### Short exercise
Extract the lines of the material from the one containing "menu-status-label: Status —" through the one containing "bitrate-value: ? Mbit/s — [1087, 585, 1180, 613]", inclusive, and reproduce them without any change.

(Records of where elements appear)

_____

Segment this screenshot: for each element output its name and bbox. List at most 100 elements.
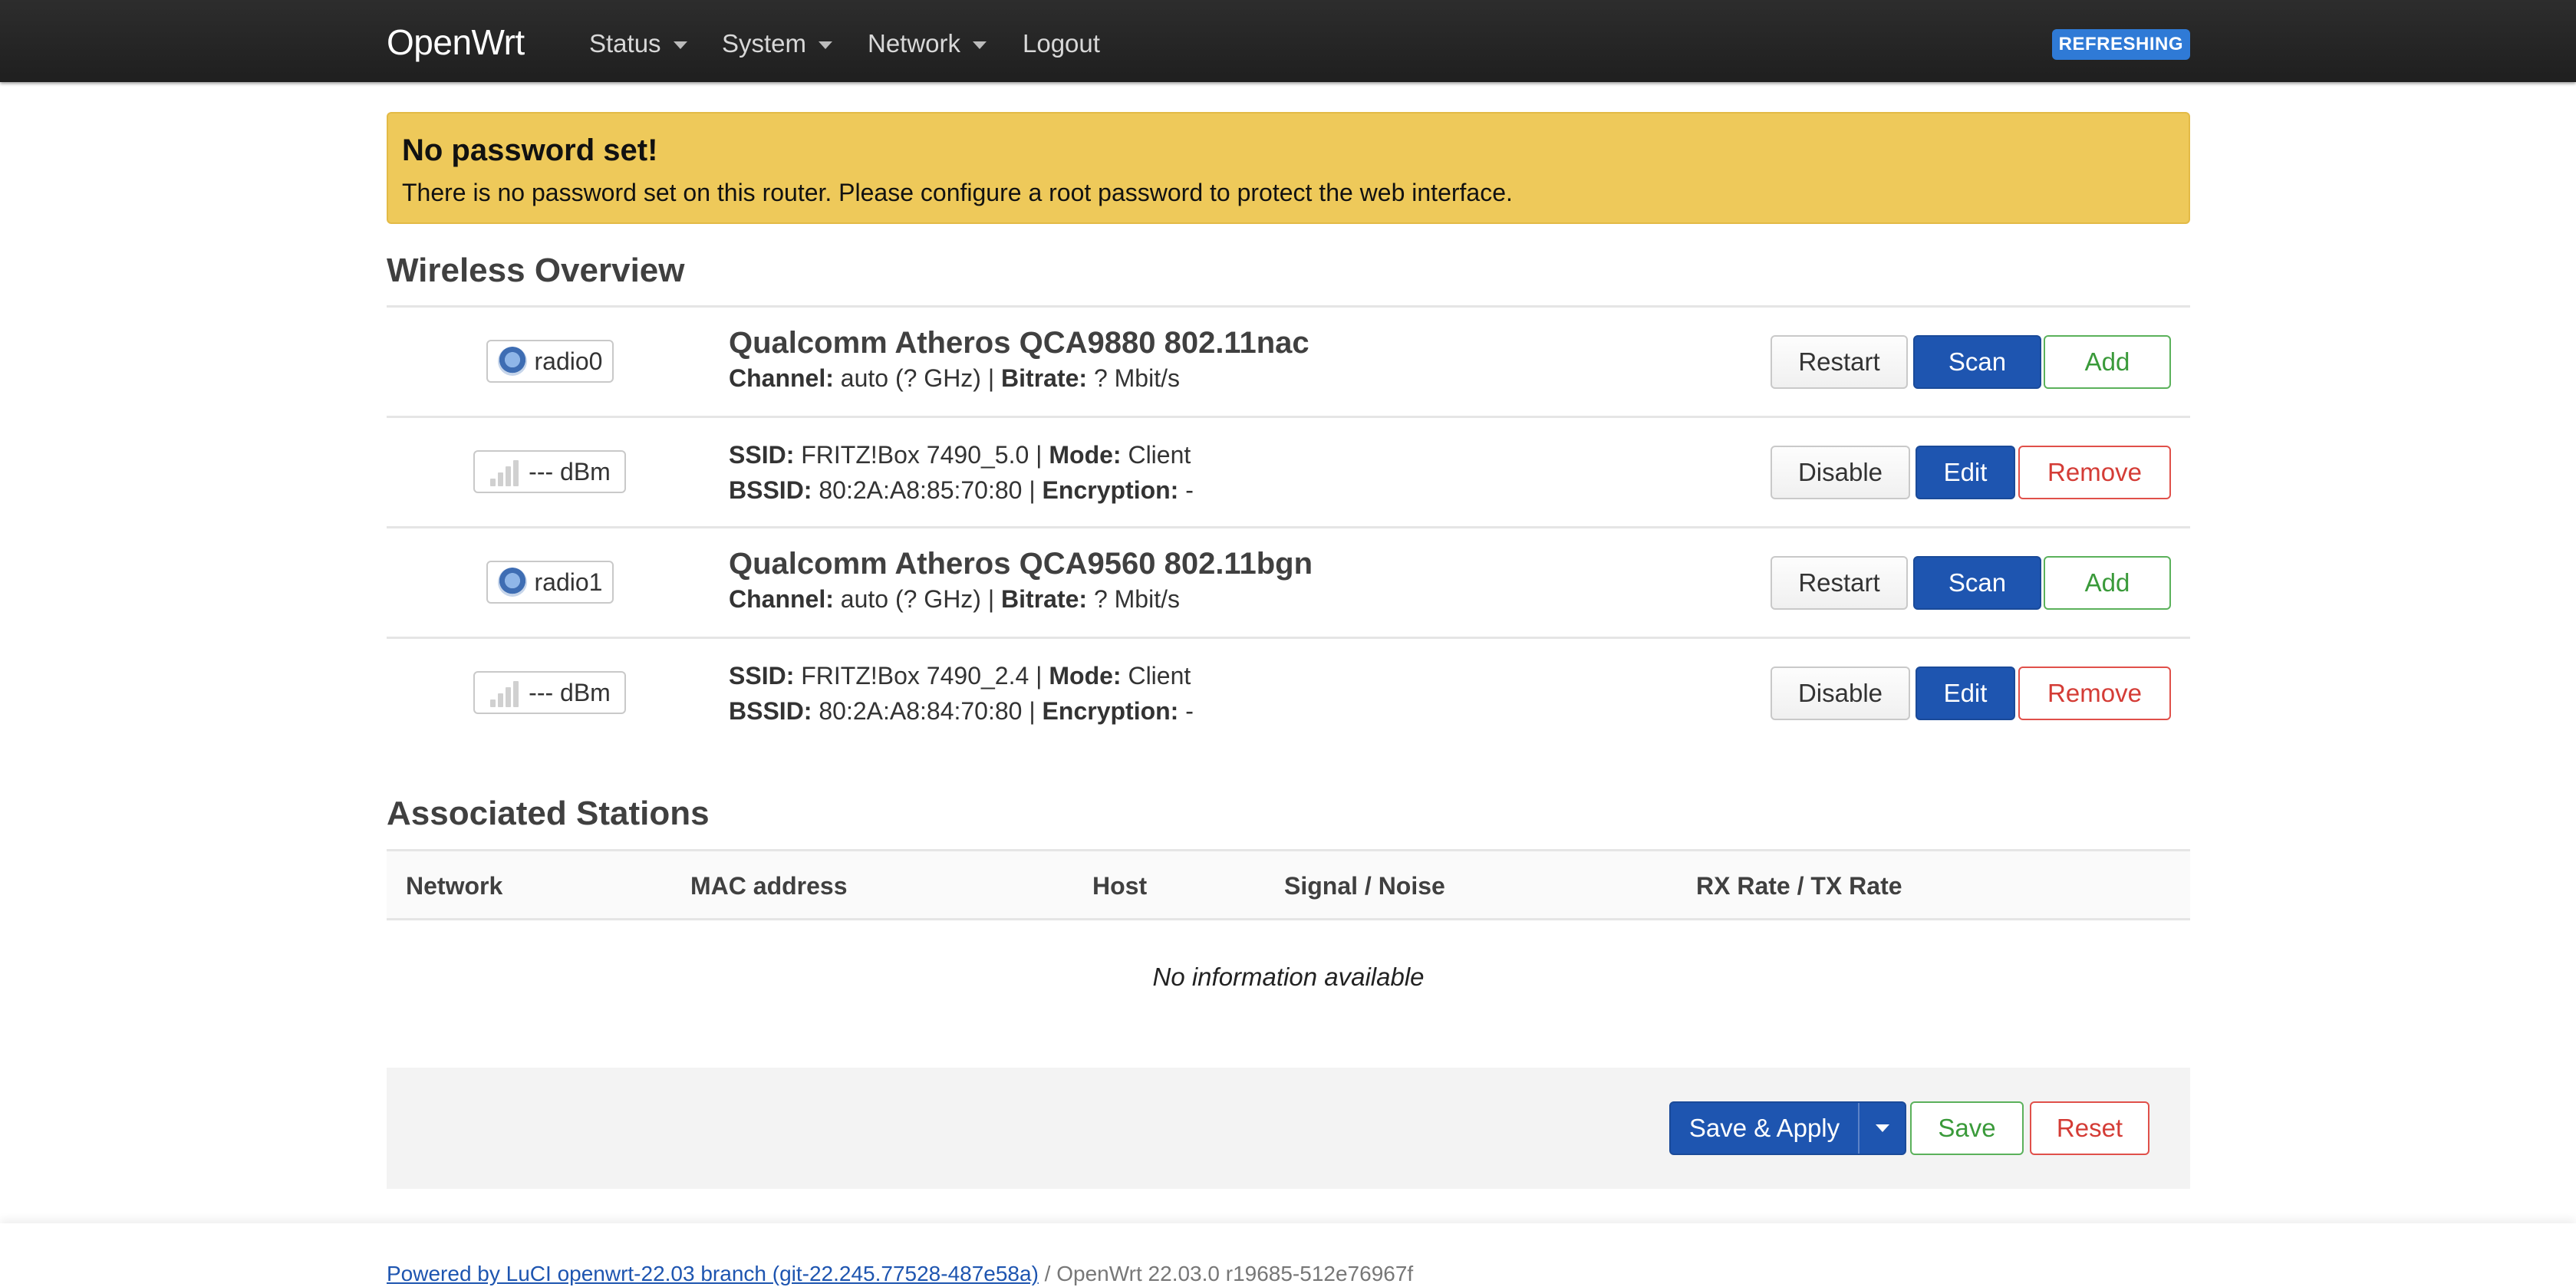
menu-status-label: Status — [589, 29, 661, 58]
radio-name: radio1 — [534, 568, 603, 596]
radio-badge: radio0 — [486, 340, 614, 383]
bitrate-label: Bitrate: — [1001, 364, 1088, 392]
menu-logout[interactable]: Logout — [1023, 29, 1100, 58]
radio-name: radio0 — [534, 347, 603, 375]
mode-value: Client — [1121, 662, 1191, 690]
alert-text: There is no password set on this router.… — [402, 179, 1513, 206]
menu-logout-label: Logout — [1023, 29, 1100, 58]
network-info: SSID: FRITZ!Box 7490_2.4 | Mode: Client … — [729, 658, 1194, 729]
restart-button[interactable]: Restart — [1771, 556, 1908, 610]
alert-title: No password set! — [402, 133, 658, 167]
bssid-value: 80:2A:A8:85:70:80 | — [812, 476, 1043, 504]
menu-network-label: Network — [868, 29, 961, 58]
col-network: Network — [406, 872, 503, 900]
save-apply-button[interactable]: Save & Apply — [1671, 1103, 1860, 1154]
network-info: SSID: FRITZ!Box 7490_5.0 | Mode: Client … — [729, 437, 1194, 508]
empty-table-message: No information available — [1152, 963, 1425, 991]
bitrate-value: ? Mbit/s — [1087, 585, 1180, 613]
radio-row-radio0: radio0 Qualcomm Atheros QCA9880 802.11na… — [387, 307, 2190, 416]
col-signal-noise: Signal / Noise — [1284, 872, 1445, 900]
no-password-alert: No password set! There is no password se… — [387, 112, 2190, 224]
menu-system[interactable]: System — [722, 29, 833, 58]
col-host: Host — [1092, 872, 1148, 900]
signal-value: --- dBm — [529, 678, 611, 706]
footer-text: Powered by LuCI openwrt-22.03 branch (gi… — [387, 1262, 1413, 1286]
save-apply-split-button: Save & Apply — [1669, 1101, 1906, 1155]
signal-badge: --- dBm — [473, 671, 626, 714]
channel-label: Channel: — [729, 364, 834, 392]
chevron-down-icon — [819, 41, 833, 49]
scan-button[interactable]: Scan — [1913, 335, 2041, 389]
page-footer: Powered by LuCI openwrt-22.03 branch (gi… — [0, 1223, 2576, 1287]
luci-link[interactable]: Powered by LuCI openwrt-22.03 branch (gi… — [387, 1262, 1039, 1285]
radio-info: Qualcomm Atheros QCA9560 802.11bgn Chann… — [729, 547, 1313, 617]
menu-network[interactable]: Network — [868, 29, 987, 58]
network-row-radio1: --- dBm SSID: FRITZ!Box 7490_2.4 | Mode:… — [387, 638, 2190, 747]
bssid-line: BSSID: 80:2A:A8:85:70:80 | Encryption: - — [729, 472, 1194, 508]
openwrt-version: / OpenWrt 22.03.0 r19685-512e76967f — [1038, 1262, 1414, 1285]
chevron-down-icon — [1875, 1124, 1889, 1132]
col-mac-address: MAC address — [690, 872, 848, 900]
bssid-value: 80:2A:A8:84:70:80 | — [812, 697, 1043, 725]
mode-label: Mode: — [1049, 441, 1122, 469]
signal-strength-icon — [489, 457, 521, 486]
encryption-value: - — [1178, 697, 1194, 725]
menu-status[interactable]: Status — [589, 29, 687, 58]
top-navbar: OpenWrt Status System Network Logout REF… — [0, 0, 2576, 82]
bssid-line: BSSID: 80:2A:A8:84:70:80 | Encryption: - — [729, 693, 1194, 729]
menu-system-label: System — [722, 29, 807, 58]
signal-badge: --- dBm — [473, 450, 626, 493]
reset-button[interactable]: Reset — [2030, 1101, 2149, 1155]
encryption-label: Encryption: — [1042, 476, 1179, 504]
remove-button[interactable]: Remove — [2018, 667, 2171, 720]
ssid-label: SSID: — [729, 662, 795, 690]
bitrate-value: ? Mbit/s — [1087, 364, 1180, 392]
channel-value: auto (? GHz) | — [833, 364, 1002, 392]
save-apply-dropdown-toggle[interactable] — [1860, 1103, 1905, 1154]
scan-button[interactable]: Scan — [1913, 556, 2041, 610]
radio-title: Qualcomm Atheros QCA9880 802.11nac — [729, 326, 1309, 360]
mode-value: Client — [1121, 441, 1191, 469]
ssid-label: SSID: — [729, 441, 795, 469]
remove-button[interactable]: Remove — [2018, 446, 2171, 499]
disable-button[interactable]: Disable — [1771, 446, 1910, 499]
encryption-label: Encryption: — [1042, 697, 1179, 725]
brand-logo[interactable]: OpenWrt — [387, 21, 525, 63]
wifi-radio-icon — [497, 568, 527, 597]
signal-value: --- dBm — [529, 457, 611, 486]
signal-strength-icon — [489, 678, 521, 707]
ssid-line: SSID: FRITZ!Box 7490_5.0 | Mode: Client — [729, 437, 1194, 472]
radio-title: Qualcomm Atheros QCA9560 802.11bgn — [729, 547, 1313, 581]
wifi-radio-icon — [497, 347, 527, 376]
bssid-label: BSSID: — [729, 476, 812, 504]
channel-label: Channel: — [729, 585, 834, 613]
mode-label: Mode: — [1049, 662, 1122, 690]
radio-details: Channel: auto (? GHz) | Bitrate: ? Mbit/… — [729, 581, 1313, 617]
col-rx-tx-rate: RX Rate / TX Rate — [1696, 872, 1902, 900]
radio-info: Qualcomm Atheros QCA9880 802.11nac Chann… — [729, 326, 1309, 396]
radio-row-radio1: radio1 Qualcomm Atheros QCA9560 802.11bg… — [387, 528, 2190, 637]
ssid-value: FRITZ!Box 7490_5.0 | — [794, 441, 1049, 469]
ssid-line: SSID: FRITZ!Box 7490_2.4 | Mode: Client — [729, 658, 1194, 693]
add-button[interactable]: Add — [2044, 335, 2171, 389]
refreshing-badge[interactable]: REFRESHING — [2051, 29, 2190, 60]
add-button[interactable]: Add — [2044, 556, 2171, 610]
ssid-value: FRITZ!Box 7490_2.4 | — [794, 662, 1049, 690]
edit-button[interactable]: Edit — [1916, 446, 2015, 499]
bitrate-label: Bitrate: — [1001, 585, 1088, 613]
form-actions: Save & Apply Save Reset — [387, 1068, 2190, 1189]
radio-details: Channel: auto (? GHz) | Bitrate: ? Mbit/… — [729, 360, 1309, 396]
save-button[interactable]: Save — [1910, 1101, 2024, 1155]
bssid-label: BSSID: — [729, 697, 812, 725]
chevron-down-icon — [673, 41, 687, 49]
disable-button[interactable]: Disable — [1771, 667, 1910, 720]
restart-button[interactable]: Restart — [1771, 335, 1908, 389]
channel-value: auto (? GHz) | — [833, 585, 1002, 613]
encryption-value: - — [1178, 476, 1194, 504]
wireless-overview-heading: Wireless Overview — [387, 252, 685, 289]
edit-button[interactable]: Edit — [1916, 667, 2015, 720]
radio-badge: radio1 — [486, 561, 614, 604]
network-row-radio0: --- dBm SSID: FRITZ!Box 7490_5.0 | Mode:… — [387, 417, 2190, 526]
chevron-down-icon — [973, 41, 987, 49]
associated-stations-heading: Associated Stations — [387, 795, 710, 832]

_____

### Solved problem
menu-status-label: Status — [589, 29, 661, 58]
radio-name: radio1 — [534, 568, 603, 596]
radio-badge: radio0 — [486, 340, 614, 383]
bitrate-label: Bitrate: — [1001, 364, 1088, 392]
menu-logout[interactable]: Logout — [1023, 29, 1100, 58]
radio-name: radio0 — [534, 347, 603, 375]
mode-value: Client — [1121, 662, 1191, 690]
alert-text: There is no password set on this router.… — [402, 179, 1513, 206]
menu-logout-label: Logout — [1023, 29, 1100, 58]
network-info: SSID: FRITZ!Box 7490_2.4 | Mode: Client … — [729, 658, 1194, 729]
restart-button[interactable]: Restart — [1771, 556, 1908, 610]
alert-title: No password set! — [402, 133, 658, 167]
bssid-value: 80:2A:A8:85:70:80 | — [812, 476, 1043, 504]
menu-network-label: Network — [868, 29, 961, 58]
col-network: Network — [406, 872, 503, 900]
save-apply-button[interactable]: Save & Apply — [1671, 1103, 1860, 1154]
network-info: SSID: FRITZ!Box 7490_5.0 | Mode: Client … — [729, 437, 1194, 508]
empty-table-message: No information available — [1152, 963, 1425, 991]
bitrate-value: ? Mbit/s — [1087, 585, 1180, 613]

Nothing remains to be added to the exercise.